What is required:
Each line that holds the word "this" counts once. Give the total number of such lines and nothing else.

[Records from a dataset]

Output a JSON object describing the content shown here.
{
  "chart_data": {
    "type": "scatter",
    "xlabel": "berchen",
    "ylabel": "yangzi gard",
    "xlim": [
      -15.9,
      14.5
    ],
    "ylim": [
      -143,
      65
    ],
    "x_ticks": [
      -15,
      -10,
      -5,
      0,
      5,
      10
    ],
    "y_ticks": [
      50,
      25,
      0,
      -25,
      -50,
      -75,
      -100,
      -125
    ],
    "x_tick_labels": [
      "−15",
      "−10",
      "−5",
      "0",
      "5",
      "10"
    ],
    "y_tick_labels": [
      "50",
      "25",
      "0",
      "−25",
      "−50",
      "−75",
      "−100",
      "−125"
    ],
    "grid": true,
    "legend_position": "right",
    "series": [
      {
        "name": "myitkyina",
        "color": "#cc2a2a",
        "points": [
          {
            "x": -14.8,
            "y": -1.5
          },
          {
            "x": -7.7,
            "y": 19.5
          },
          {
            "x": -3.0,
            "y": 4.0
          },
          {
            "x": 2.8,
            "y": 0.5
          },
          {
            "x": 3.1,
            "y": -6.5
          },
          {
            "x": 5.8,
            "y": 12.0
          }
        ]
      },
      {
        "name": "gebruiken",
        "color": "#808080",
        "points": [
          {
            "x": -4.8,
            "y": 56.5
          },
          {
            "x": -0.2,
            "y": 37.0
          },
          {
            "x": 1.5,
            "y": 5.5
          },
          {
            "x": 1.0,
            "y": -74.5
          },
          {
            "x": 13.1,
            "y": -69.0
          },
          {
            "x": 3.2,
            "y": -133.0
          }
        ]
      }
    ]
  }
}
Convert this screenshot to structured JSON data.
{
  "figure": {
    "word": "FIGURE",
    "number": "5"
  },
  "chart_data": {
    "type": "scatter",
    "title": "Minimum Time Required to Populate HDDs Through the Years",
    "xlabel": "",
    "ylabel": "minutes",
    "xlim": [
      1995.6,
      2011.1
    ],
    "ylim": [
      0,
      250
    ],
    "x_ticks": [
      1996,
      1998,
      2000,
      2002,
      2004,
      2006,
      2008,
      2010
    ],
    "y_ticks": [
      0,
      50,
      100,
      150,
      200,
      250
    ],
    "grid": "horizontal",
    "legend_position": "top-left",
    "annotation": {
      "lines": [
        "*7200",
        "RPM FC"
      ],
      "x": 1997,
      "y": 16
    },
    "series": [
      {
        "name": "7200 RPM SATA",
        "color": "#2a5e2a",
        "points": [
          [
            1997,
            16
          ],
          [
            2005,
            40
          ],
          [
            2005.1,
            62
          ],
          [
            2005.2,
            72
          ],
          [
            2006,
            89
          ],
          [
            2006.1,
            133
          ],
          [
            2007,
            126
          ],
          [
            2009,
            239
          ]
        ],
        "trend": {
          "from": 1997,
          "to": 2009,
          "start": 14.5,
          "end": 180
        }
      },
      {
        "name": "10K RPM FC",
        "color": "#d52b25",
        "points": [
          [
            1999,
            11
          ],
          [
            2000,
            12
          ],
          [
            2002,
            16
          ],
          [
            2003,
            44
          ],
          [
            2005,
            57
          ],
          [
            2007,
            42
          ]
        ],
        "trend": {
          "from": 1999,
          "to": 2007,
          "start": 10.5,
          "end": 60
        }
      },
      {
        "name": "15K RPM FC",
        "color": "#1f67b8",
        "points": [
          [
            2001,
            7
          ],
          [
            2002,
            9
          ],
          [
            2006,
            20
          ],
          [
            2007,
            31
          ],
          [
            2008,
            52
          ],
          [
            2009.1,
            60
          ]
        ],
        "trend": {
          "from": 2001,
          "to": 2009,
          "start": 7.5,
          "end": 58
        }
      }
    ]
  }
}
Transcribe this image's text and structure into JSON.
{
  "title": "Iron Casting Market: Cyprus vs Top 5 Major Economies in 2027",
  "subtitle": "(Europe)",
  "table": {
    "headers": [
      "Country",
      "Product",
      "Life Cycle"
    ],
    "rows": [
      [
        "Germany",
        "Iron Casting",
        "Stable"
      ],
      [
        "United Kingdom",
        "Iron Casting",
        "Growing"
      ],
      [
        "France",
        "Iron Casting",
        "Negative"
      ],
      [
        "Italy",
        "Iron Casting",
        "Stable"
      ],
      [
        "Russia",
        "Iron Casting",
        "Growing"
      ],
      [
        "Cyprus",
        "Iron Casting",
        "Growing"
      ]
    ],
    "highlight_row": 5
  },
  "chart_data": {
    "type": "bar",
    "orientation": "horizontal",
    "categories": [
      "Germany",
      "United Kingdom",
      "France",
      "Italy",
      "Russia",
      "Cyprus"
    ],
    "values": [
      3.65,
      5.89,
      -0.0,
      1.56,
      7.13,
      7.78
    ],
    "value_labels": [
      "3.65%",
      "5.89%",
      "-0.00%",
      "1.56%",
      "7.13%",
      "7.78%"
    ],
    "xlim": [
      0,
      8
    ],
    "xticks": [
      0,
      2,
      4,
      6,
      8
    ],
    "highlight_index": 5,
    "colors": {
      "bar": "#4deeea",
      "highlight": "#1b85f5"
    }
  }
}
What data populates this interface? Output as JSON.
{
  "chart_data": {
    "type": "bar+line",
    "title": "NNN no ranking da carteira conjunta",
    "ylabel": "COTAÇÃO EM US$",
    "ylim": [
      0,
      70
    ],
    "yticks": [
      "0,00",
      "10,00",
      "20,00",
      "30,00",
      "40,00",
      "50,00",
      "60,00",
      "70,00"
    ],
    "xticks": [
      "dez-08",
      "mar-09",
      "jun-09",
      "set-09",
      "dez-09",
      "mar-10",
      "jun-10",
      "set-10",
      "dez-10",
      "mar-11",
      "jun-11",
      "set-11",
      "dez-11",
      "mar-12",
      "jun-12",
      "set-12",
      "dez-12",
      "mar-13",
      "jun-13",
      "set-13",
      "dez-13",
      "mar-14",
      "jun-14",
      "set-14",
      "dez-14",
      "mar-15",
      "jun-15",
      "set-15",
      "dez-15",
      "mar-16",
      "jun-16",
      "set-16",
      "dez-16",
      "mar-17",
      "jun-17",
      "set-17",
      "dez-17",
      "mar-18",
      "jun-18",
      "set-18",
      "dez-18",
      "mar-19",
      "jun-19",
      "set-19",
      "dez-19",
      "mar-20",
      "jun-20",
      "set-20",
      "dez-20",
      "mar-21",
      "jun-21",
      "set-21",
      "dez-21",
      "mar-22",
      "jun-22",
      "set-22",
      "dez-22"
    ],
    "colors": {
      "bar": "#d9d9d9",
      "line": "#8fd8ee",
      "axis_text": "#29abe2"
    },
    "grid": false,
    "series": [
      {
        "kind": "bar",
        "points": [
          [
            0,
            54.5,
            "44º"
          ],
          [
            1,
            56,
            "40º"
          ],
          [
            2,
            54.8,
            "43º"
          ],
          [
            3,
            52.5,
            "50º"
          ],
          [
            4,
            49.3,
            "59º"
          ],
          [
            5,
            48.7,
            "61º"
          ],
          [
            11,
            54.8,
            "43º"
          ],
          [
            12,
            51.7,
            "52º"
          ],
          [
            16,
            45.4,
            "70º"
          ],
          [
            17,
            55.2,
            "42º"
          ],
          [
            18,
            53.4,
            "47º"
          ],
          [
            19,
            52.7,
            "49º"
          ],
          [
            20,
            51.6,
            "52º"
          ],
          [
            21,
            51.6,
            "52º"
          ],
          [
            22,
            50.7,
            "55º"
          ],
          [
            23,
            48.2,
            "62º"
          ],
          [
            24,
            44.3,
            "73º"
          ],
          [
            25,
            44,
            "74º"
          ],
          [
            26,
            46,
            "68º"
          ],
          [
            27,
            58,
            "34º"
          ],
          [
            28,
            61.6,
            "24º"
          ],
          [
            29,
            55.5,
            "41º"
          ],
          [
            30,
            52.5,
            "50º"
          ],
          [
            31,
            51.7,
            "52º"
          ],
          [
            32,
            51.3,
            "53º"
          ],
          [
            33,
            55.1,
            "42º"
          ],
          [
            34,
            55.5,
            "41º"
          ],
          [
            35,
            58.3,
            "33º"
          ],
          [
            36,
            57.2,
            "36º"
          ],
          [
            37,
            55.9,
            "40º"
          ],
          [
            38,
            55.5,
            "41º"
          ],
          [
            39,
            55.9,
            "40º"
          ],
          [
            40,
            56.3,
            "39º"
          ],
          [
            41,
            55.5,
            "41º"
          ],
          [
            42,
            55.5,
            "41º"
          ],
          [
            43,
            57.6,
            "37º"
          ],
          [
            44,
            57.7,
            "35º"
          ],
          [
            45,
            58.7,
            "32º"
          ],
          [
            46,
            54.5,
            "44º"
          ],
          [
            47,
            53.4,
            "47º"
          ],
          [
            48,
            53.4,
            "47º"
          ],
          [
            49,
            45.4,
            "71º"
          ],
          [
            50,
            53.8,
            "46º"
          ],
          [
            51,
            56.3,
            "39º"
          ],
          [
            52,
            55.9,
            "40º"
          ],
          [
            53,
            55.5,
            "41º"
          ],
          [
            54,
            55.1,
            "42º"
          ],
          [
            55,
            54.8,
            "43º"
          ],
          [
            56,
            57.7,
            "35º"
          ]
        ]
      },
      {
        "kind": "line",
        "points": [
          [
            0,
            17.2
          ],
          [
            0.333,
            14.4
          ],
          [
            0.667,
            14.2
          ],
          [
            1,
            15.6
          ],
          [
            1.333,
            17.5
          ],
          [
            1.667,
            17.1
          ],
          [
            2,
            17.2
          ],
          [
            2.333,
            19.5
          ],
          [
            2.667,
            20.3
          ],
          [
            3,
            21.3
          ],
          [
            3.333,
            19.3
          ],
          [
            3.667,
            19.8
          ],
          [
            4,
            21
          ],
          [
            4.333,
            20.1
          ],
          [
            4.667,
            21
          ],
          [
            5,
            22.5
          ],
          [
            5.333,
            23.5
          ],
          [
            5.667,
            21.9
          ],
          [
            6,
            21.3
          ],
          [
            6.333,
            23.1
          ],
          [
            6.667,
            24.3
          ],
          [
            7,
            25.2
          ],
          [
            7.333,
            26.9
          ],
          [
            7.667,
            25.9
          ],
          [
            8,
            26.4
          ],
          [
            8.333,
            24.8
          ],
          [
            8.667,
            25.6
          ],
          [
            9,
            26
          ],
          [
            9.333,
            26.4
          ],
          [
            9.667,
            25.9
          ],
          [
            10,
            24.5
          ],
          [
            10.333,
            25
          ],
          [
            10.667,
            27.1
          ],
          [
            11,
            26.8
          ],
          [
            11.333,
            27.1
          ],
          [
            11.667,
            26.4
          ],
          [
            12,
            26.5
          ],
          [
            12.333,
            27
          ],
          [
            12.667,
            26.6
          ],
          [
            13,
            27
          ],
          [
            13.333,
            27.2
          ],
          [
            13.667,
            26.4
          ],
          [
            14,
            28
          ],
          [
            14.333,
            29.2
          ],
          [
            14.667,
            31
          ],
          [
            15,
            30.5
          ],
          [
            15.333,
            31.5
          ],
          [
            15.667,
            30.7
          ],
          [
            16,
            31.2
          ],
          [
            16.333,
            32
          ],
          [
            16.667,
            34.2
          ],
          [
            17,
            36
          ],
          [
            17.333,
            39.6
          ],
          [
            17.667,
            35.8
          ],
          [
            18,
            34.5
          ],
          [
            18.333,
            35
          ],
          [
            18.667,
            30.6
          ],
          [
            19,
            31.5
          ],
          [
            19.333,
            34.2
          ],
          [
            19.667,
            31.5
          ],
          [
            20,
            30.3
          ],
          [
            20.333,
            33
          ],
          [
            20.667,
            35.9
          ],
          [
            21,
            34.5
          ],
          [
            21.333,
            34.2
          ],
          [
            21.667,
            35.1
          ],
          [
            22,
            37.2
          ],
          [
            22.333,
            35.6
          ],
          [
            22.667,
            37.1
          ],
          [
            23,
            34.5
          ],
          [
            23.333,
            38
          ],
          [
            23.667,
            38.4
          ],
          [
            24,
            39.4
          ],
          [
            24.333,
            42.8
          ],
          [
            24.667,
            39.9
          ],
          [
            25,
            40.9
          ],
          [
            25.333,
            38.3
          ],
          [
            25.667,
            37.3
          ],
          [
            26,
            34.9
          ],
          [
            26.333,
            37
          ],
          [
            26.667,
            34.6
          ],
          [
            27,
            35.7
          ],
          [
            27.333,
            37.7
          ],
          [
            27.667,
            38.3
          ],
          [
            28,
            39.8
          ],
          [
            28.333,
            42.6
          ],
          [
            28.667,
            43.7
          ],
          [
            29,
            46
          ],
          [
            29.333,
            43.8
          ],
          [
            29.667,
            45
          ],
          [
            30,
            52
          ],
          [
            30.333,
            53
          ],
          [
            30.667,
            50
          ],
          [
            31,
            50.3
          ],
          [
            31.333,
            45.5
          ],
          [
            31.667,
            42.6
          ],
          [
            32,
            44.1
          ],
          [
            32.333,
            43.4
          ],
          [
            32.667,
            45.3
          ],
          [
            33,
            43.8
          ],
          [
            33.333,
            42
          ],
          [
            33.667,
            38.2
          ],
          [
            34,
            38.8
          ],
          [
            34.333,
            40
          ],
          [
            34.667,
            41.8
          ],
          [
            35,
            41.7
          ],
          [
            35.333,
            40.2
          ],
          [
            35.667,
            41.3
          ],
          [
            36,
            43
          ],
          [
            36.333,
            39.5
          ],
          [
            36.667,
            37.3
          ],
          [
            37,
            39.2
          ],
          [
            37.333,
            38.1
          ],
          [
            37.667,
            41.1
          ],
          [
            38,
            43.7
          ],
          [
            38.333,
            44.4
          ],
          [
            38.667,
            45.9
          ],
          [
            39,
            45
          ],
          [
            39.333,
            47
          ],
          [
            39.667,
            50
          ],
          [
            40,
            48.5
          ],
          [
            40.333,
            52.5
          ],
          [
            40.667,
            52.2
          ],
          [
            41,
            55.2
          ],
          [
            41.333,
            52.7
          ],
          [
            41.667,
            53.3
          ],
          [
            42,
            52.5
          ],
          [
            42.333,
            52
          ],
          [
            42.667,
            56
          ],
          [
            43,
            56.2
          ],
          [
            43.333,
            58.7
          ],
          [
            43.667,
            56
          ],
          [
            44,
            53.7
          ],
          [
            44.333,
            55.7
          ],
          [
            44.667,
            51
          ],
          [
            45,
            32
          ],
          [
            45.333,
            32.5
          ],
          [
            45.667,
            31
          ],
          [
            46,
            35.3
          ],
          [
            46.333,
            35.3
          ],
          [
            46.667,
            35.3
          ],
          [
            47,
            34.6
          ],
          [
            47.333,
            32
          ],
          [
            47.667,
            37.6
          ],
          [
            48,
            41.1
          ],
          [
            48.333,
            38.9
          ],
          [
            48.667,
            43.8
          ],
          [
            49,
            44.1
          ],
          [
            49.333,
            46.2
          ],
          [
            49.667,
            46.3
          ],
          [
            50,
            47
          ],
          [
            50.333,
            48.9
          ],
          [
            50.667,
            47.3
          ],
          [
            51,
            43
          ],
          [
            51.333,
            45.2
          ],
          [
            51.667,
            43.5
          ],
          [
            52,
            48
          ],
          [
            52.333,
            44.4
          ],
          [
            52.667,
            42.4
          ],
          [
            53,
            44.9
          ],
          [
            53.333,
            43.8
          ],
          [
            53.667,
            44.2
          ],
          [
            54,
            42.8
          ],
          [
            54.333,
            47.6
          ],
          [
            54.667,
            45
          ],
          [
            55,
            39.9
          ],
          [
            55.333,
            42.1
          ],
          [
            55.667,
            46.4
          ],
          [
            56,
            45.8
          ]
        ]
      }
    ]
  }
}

The reply:
3